■ Directions for this task
Your task is to repeat the entries exactly. Leave the pictures out.

■ Record set
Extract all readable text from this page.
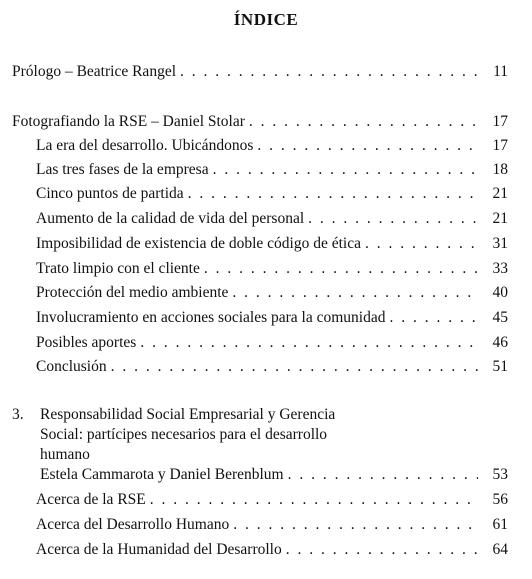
ÍNDICE
Prólogo – Beatrice Rangel . . .	11
Fotografiando la RSE – Daniel Stolar . . .	17
La era del desarrollo. Ubicándonos . . .	17
Las tres fases de la empresa . . .	18
Cinco puntos de partida . . .	21
Aumento de la calidad de vida del personal . . .	21
Imposibilidad de existencia de doble código de ética . . .	31
Trato limpio con el cliente . . .	33
Protección del medio ambiente . . .	40
Involucramiento en acciones sociales para la comunidad . . .	45
Posibles aportes . . .	46
Conclusión . . .	51
3. Responsabilidad Social Empresarial y Gerencia
Social: partícipes necesarios para el desarrollo
humano
Estela Cammarota y Daniel Berenblum . . .	53
Acerca de la RSE . . .	56
Acerca del Desarrollo Humano . . .	61
Acerca de la Humanidad del Desarrollo . . .	64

■ Correct output
Extract all readable text from this page.
ÍNDICE
Prólogo – Beatrice Rangel . . .	11
Fotografiando la RSE – Daniel Stolar . . .	17
La era del desarrollo. Ubicándonos . . .	17
Las tres fases de la empresa . . .	18
Cinco puntos de partida . . .	21
Aumento de la calidad de vida del personal . . .	21
Imposibilidad de existencia de doble código de ética . . .	31
Trato limpio con el cliente . . .	33
Protección del medio ambiente . . .	40
Involucramiento en acciones sociales para la comunidad . . .	45
Posibles aportes . . .	46
Conclusión . . .	51
3. Responsabilidad Social Empresarial y Gerencia
Social: partícipes necesarios para el desarrollo
humano
Estela Cammarota y Daniel Berenblum . . .	53
Acerca de la RSE . . .	56
Acerca del Desarrollo Humano . . .	61
Acerca de la Humanidad del Desarrollo . . .	64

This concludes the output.